* **Data provided**
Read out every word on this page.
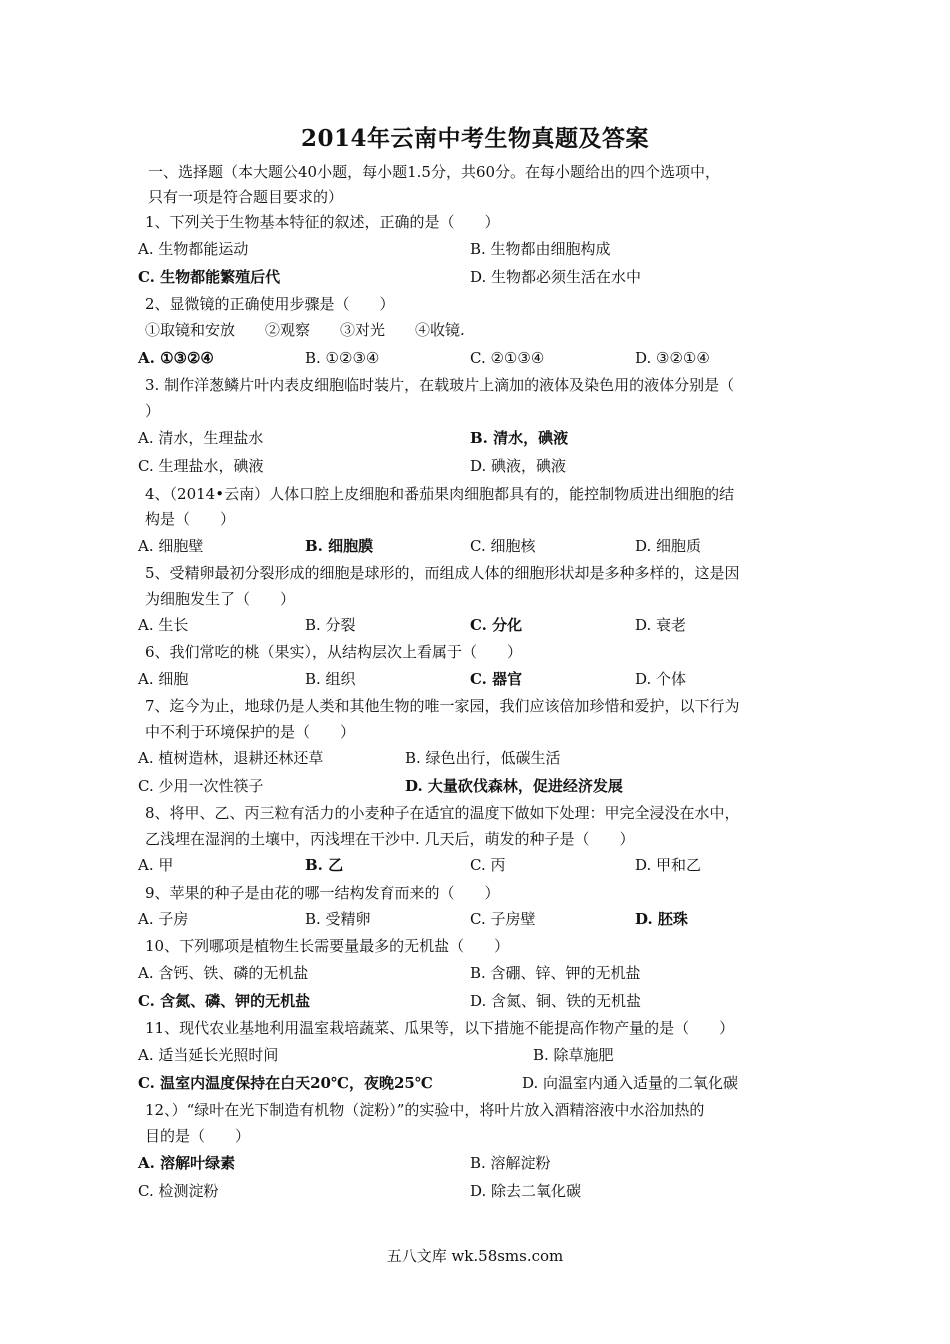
2014年云南中考生物真题及答案
一、选择题（本大题公40小题，每小题1.5分，共60分。在每小题给出的四个选项中，
只有一项是符合题目要求的）
1、下列关于生物基本特征的叙述，正确的是（　　）
A. 生物都能运动	B. 生物都由细胞构成
C. 生物都能繁殖后代	D. 生物都必须生活在水中
2、显微镜的正确使用步骤是（　　）
①取镜和安放　　②观察　　③对光　　④收镜.
A. ①③②④	B. ①②③④	C. ②①③④	D. ③②①④
3. 制作洋葱鳞片叶内表皮细胞临时装片，在载玻片上滴加的液体及染色用的液体分别是（
）
A. 清水，生理盐水	B. 清水，碘液
C. 生理盐水，碘液	D. 碘液，碘液
4、（2014•云南）人体口腔上皮细胞和番茄果肉细胞都具有的，能控制物质进出细胞的结
构是（　　）
A. 细胞壁	B. 细胞膜	C. 细胞核	D. 细胞质
5、受精卵最初分裂形成的细胞是球形的，而组成人体的细胞形状却是多种多样的，这是因
为细胞发生了（　　）
A. 生长	B. 分裂	C. 分化	D. 衰老
6、我们常吃的桃（果实），从结构层次上看属于（　　）
A. 细胞	B. 组织	C. 器官	D. 个体
7、迄今为止，地球仍是人类和其他生物的唯一家园，我们应该倍加珍惜和爱护，以下行为
中不利于环境保护的是（　　）
A. 植树造林，退耕还林还草	B. 绿色出行，低碳生活
C. 少用一次性筷子	D. 大量砍伐森林，促进经济发展
8、将甲、乙、丙三粒有活力的小麦种子在适宜的温度下做如下处理：甲完全浸没在水中，
乙浅埋在湿润的土壤中，丙浅埋在干沙中. 几天后，萌发的种子是（　　）
A. 甲	B. 乙	C. 丙	D. 甲和乙
9、苹果的种子是由花的哪一结构发育而来的（　　）
A. 子房	B. 受精卵	C. 子房壁	D. 胚珠
10、下列哪项是植物生长需要量最多的无机盐（　　）
A. 含钙、铁、磷的无机盐	B. 含硼、锌、钾的无机盐
C. 含氮、磷、钾的无机盐	D. 含氮、铜、铁的无机盐
11、现代农业基地利用温室栽培蔬菜、瓜果等，以下措施不能提高作物产量的是（　　）
A. 适当延长光照时间	B. 除草施肥
C. 温室内温度保持在白天20℃，夜晚25℃	D. 向温室内通入适量的二氧化碳
12、）“绿叶在光下制造有机物（淀粉）”的实验中，将叶片放入酒精溶液中水浴加热的
目的是（　　）
A. 溶解叶绿素	B. 溶解淀粉
C. 检测淀粉	D. 除去二氧化碳
五八文库 wk.58sms.com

* **Short problem**
Return the listing above unchanged, apart from dropping its pictures.

* **Task response**
Read out every word on this page.
2014年云南中考生物真题及答案
一、选择题（本大题公40小题，每小题1.5分，共60分。在每小题给出的四个选项中，
只有一项是符合题目要求的）
1、下列关于生物基本特征的叙述，正确的是（　　）
A. 生物都能运动	B. 生物都由细胞构成
C. 生物都能繁殖后代	D. 生物都必须生活在水中
2、显微镜的正确使用步骤是（　　）
①取镜和安放　　②观察　　③对光　　④收镜.
A. ①③②④	B. ①②③④	C. ②①③④	D. ③②①④
3. 制作洋葱鳞片叶内表皮细胞临时装片，在载玻片上滴加的液体及染色用的液体分别是（
）
A. 清水，生理盐水	B. 清水，碘液
C. 生理盐水，碘液	D. 碘液，碘液
4、（2014•云南）人体口腔上皮细胞和番茄果肉细胞都具有的，能控制物质进出细胞的结
构是（　　）
A. 细胞壁	B. 细胞膜	C. 细胞核	D. 细胞质
5、受精卵最初分裂形成的细胞是球形的，而组成人体的细胞形状却是多种多样的，这是因
为细胞发生了（　　）
A. 生长	B. 分裂	C. 分化	D. 衰老
6、我们常吃的桃（果实），从结构层次上看属于（　　）
A. 细胞	B. 组织	C. 器官	D. 个体
7、迄今为止，地球仍是人类和其他生物的唯一家园，我们应该倍加珍惜和爱护，以下行为
中不利于环境保护的是（　　）
A. 植树造林，退耕还林还草	B. 绿色出行，低碳生活
C. 少用一次性筷子	D. 大量砍伐森林，促进经济发展
8、将甲、乙、丙三粒有活力的小麦种子在适宜的温度下做如下处理：甲完全浸没在水中，
乙浅埋在湿润的土壤中，丙浅埋在干沙中. 几天后，萌发的种子是（　　）
A. 甲	B. 乙	C. 丙	D. 甲和乙
9、苹果的种子是由花的哪一结构发育而来的（　　）
A. 子房	B. 受精卵	C. 子房壁	D. 胚珠
10、下列哪项是植物生长需要量最多的无机盐（　　）
A. 含钙、铁、磷的无机盐	B. 含硼、锌、钾的无机盐
C. 含氮、磷、钾的无机盐	D. 含氮、铜、铁的无机盐
11、现代农业基地利用温室栽培蔬菜、瓜果等，以下措施不能提高作物产量的是（　　）
A. 适当延长光照时间	B. 除草施肥
C. 温室内温度保持在白天20℃，夜晚25℃	D. 向温室内通入适量的二氧化碳
12、）“绿叶在光下制造有机物（淀粉）”的实验中，将叶片放入酒精溶液中水浴加热的
目的是（　　）
A. 溶解叶绿素	B. 溶解淀粉
C. 检测淀粉	D. 除去二氧化碳
五八文库 wk.58sms.com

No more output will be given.